SUPPLIED ENTRIES:
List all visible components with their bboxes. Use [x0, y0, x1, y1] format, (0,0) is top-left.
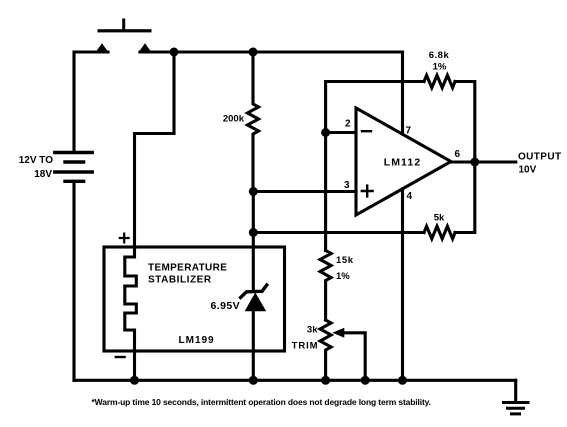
svg-text:10V: 10V — [519, 165, 537, 176]
wire: zener cathode lead — [252, 233, 255, 290]
potentiometer wiper arrow — [332, 328, 344, 338]
svg-text:12V TO: 12V TO — [19, 155, 53, 166]
pin label 2 — [345, 119, 351, 130]
wire: 5k to output node riser — [455, 162, 475, 233]
svg-text:1%: 1% — [433, 62, 447, 73]
node: output junction — [470, 158, 479, 167]
node: inverting input junction — [321, 128, 330, 137]
svg-text:*Warm-up time 10 seconds, inte: *Warm-up time 10 seconds, intermittent o… — [92, 397, 431, 407]
wire: switch node stepped down to heater + terminal — [135, 52, 175, 247]
node: 200k top junction — [249, 48, 258, 57]
resistor R2 6.8k (horizontal) — [424, 75, 455, 87]
label: LM112 — [384, 157, 422, 169]
wire: feedback riser and top run to 6.8k — [326, 82, 424, 133]
wire: bottom rail — [74, 379, 516, 382]
label: TEMPERATURE STABILIZER — [148, 263, 227, 286]
svg-text:7: 7 — [406, 126, 412, 137]
svg-text:LM112: LM112 — [384, 157, 422, 169]
svg-text:OUTPUT: OUTPUT — [518, 152, 562, 163]
resistor R4 15k (vertical) — [320, 251, 331, 321]
node: non-inverting input junction — [249, 187, 258, 196]
node: wiper to rail — [361, 376, 370, 385]
wire: non-inverting input to op-amp — [253, 190, 356, 193]
node: pin 4 to rail — [398, 376, 407, 385]
svg-text:TEMPERATURE: TEMPERATURE — [148, 263, 227, 274]
svg-text:6.8k: 6.8k — [429, 50, 450, 61]
svg-text:6: 6 — [455, 149, 461, 160]
resistor R3 5k (horizontal) — [424, 226, 455, 238]
svg-text:3: 3 — [344, 180, 350, 191]
potentiometer R5 3k TRIM (vertical) — [320, 320, 331, 380]
wire: inverting input to op-amp — [326, 131, 356, 134]
wire: battery positive up and over to switch left contact — [74, 52, 108, 153]
svg-text:15k: 15k — [336, 255, 354, 266]
label: - (heater bottom) — [116, 356, 125, 358]
resistor R1 200k (vertical) — [248, 52, 259, 192]
pin label 3 — [344, 180, 350, 191]
svg-text:3k: 3k — [307, 325, 318, 336]
wire: op-amp output — [451, 160, 516, 163]
svg-text:18V: 18V — [34, 169, 52, 180]
label: 6.8k 1% — [429, 50, 450, 73]
ground — [504, 403, 529, 414]
node: trim bottom to rail — [321, 376, 330, 385]
label: 200k — [223, 114, 245, 125]
label: + (heater top) — [120, 234, 129, 243]
footnote — [92, 397, 431, 407]
label: op-amp minus sign — [362, 130, 371, 132]
zener D1 — [241, 285, 267, 311]
svg-text:4: 4 — [407, 191, 413, 202]
svg-text:TRIM: TRIM — [292, 341, 319, 352]
svg-text:1%: 1% — [336, 271, 350, 282]
battery B1 — [55, 153, 92, 182]
node: switch output junction — [170, 48, 179, 57]
pin label 4 — [407, 191, 413, 202]
wire: op-amp pin 7 supply drop — [401, 52, 404, 134]
svg-text:5k: 5k — [434, 213, 445, 224]
switch S1 push-button — [95, 19, 152, 54]
wire: inverting node down to 15k — [324, 133, 327, 251]
node: zener to bottom rail — [249, 376, 258, 385]
label: OUTPUT 10V — [518, 152, 562, 176]
label: 6.95V — [211, 300, 240, 312]
node: zener / 5k junction — [249, 228, 258, 237]
svg-text:6.95V: 6.95V — [211, 300, 240, 312]
op-amp U1 LM112 triangle — [356, 108, 451, 215]
wire: op-amp pin 4 down to bottom rail — [401, 189, 404, 380]
wire: ground lead down from bottom rail — [514, 380, 517, 402]
svg-text:2: 2 — [345, 119, 351, 130]
label: 12V TO 18V — [19, 155, 53, 180]
wire: top rail from switch right contact to op-amp V+ corner — [140, 50, 403, 53]
heater element inside LM199 — [125, 247, 137, 380]
temperature stabilizer box LM199 — [104, 247, 285, 351]
pin label 7 — [406, 126, 412, 137]
label: 15k 1% — [336, 255, 354, 282]
node: heater to bottom rail — [130, 376, 139, 385]
label: LM199 — [179, 335, 215, 346]
svg-text:200k: 200k — [223, 114, 245, 125]
wire: 6.8k to output node drop — [455, 82, 475, 163]
pin label 6 — [455, 149, 461, 160]
svg-text:LM199: LM199 — [179, 335, 215, 346]
wire: zener node to 5k — [253, 231, 424, 234]
wire: zener node link — [252, 192, 255, 233]
wire: zener anode to bottom rail — [252, 311, 255, 380]
label: op-amp plus sign — [362, 186, 373, 197]
wire: wiper to bottom rail — [343, 333, 365, 381]
svg-text:STABILIZER: STABILIZER — [148, 275, 212, 286]
label: 5k — [434, 213, 445, 224]
wire: battery negative down to bottom rail — [72, 181, 75, 380]
label: 3k TRIM — [292, 325, 319, 352]
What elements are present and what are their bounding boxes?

WHAT IS EXPECTED: Please give all the rows above again with "bottom rail" switched to "ground rail" and nothing else changed, leaving the pictures out.

EXERCISE ANSWER:
List all visible components with their bboxes. Use [x0, y0, x1, y1] format, (0,0) is top-left.
svg-text:10V: 10V — [519, 165, 537, 176]
wire: zener cathode lead — [252, 233, 255, 290]
potentiometer wiper arrow — [332, 328, 344, 338]
svg-text:12V TO: 12V TO — [19, 155, 53, 166]
pin label 2 — [345, 119, 351, 130]
wire: 5k to output node riser — [455, 162, 475, 233]
svg-text:1%: 1% — [433, 62, 447, 73]
node: output junction — [470, 158, 479, 167]
node: inverting input junction — [321, 128, 330, 137]
svg-text:*Warm-up time 10 seconds, inte: *Warm-up time 10 seconds, intermittent o… — [92, 397, 431, 407]
wire: switch node stepped down to heater + terminal — [135, 52, 175, 247]
node: 200k top junction — [249, 48, 258, 57]
resistor R2 6.8k (horizontal) — [424, 75, 455, 87]
label: LM112 — [384, 157, 422, 169]
wire: feedback riser and top run to 6.8k — [326, 82, 424, 133]
wire: ground rail — [74, 379, 516, 382]
label: TEMPERATURE STABILIZER — [148, 263, 227, 286]
svg-text:7: 7 — [406, 126, 412, 137]
svg-text:LM112: LM112 — [384, 157, 422, 169]
svg-text:OUTPUT: OUTPUT — [518, 152, 562, 163]
resistor R4 15k (vertical) — [320, 251, 331, 321]
node: non-inverting input junction — [249, 187, 258, 196]
node: wiper to rail — [361, 376, 370, 385]
wire: non-inverting input to op-amp — [253, 190, 356, 193]
node: pin 4 to rail — [398, 376, 407, 385]
svg-text:TEMPERATURE: TEMPERATURE — [148, 263, 227, 274]
svg-text:6.8k: 6.8k — [429, 50, 450, 61]
svg-text:6: 6 — [455, 149, 461, 160]
resistor R3 5k (horizontal) — [424, 226, 455, 238]
svg-text:3: 3 — [344, 180, 350, 191]
potentiometer R5 3k TRIM (vertical) — [320, 320, 331, 380]
wire: inverting input to op-amp — [326, 131, 356, 134]
wire: battery positive up and over to switch left contact — [74, 52, 108, 153]
svg-text:15k: 15k — [336, 255, 354, 266]
label: - (heater bottom) — [116, 356, 125, 358]
resistor R1 200k (vertical) — [248, 52, 259, 192]
pin label 3 — [344, 180, 350, 191]
svg-text:3k: 3k — [307, 325, 318, 336]
wire: op-amp output — [451, 160, 516, 163]
svg-text:18V: 18V — [34, 169, 52, 180]
label: 6.8k 1% — [429, 50, 450, 73]
ground — [504, 403, 529, 414]
node: trim bottom to rail — [321, 376, 330, 385]
label: 200k — [223, 114, 245, 125]
label: + (heater top) — [120, 234, 129, 243]
footnote — [92, 397, 431, 407]
label: op-amp minus sign — [362, 130, 371, 132]
zener D1 — [241, 285, 267, 311]
svg-text:4: 4 — [407, 191, 413, 202]
svg-text:TRIM: TRIM — [292, 341, 319, 352]
svg-text:1%: 1% — [336, 271, 350, 282]
battery B1 — [55, 153, 92, 182]
node: switch output junction — [170, 48, 179, 57]
pin label 4 — [407, 191, 413, 202]
wire: op-amp pin 7 supply drop — [401, 52, 404, 134]
svg-text:5k: 5k — [434, 213, 445, 224]
switch S1 push-button — [95, 19, 152, 54]
wire: inverting node down to 15k — [324, 133, 327, 251]
node: zener to ground rail — [249, 376, 258, 385]
label: OUTPUT 10V — [518, 152, 562, 176]
label: 6.95V — [211, 300, 240, 312]
node: zener / 5k junction — [249, 228, 258, 237]
svg-text:6.95V: 6.95V — [211, 300, 240, 312]
op-amp U1 LM112 triangle — [356, 108, 451, 215]
wire: op-amp pin 4 down to ground rail — [401, 189, 404, 380]
wire: ground lead down from ground rail — [514, 380, 517, 402]
svg-text:2: 2 — [345, 119, 351, 130]
label: 12V TO 18V — [19, 155, 53, 180]
wire: top rail from switch right contact to op-amp V+ corner — [140, 50, 403, 53]
heater element inside LM199 — [125, 247, 137, 380]
temperature stabilizer box LM199 — [104, 247, 285, 351]
pin label 7 — [406, 126, 412, 137]
label: 15k 1% — [336, 255, 354, 282]
node: heater to ground rail — [130, 376, 139, 385]
label: LM199 — [179, 335, 215, 346]
svg-text:200k: 200k — [223, 114, 245, 125]
wire: 6.8k to output node drop — [455, 82, 475, 163]
pin label 6 — [455, 149, 461, 160]
svg-text:LM199: LM199 — [179, 335, 215, 346]
wire: zener node to 5k — [253, 231, 424, 234]
wire: zener node link — [252, 192, 255, 233]
wire: zener anode to ground rail — [252, 311, 255, 380]
label: op-amp plus sign — [362, 186, 373, 197]
wire: wiper to ground rail — [343, 333, 365, 381]
svg-text:STABILIZER: STABILIZER — [148, 275, 212, 286]
label: 5k — [434, 213, 445, 224]
wire: battery negative down to ground rail — [72, 181, 75, 380]
label: 3k TRIM — [292, 325, 319, 352]
What elements are present and what are their bounding boxes?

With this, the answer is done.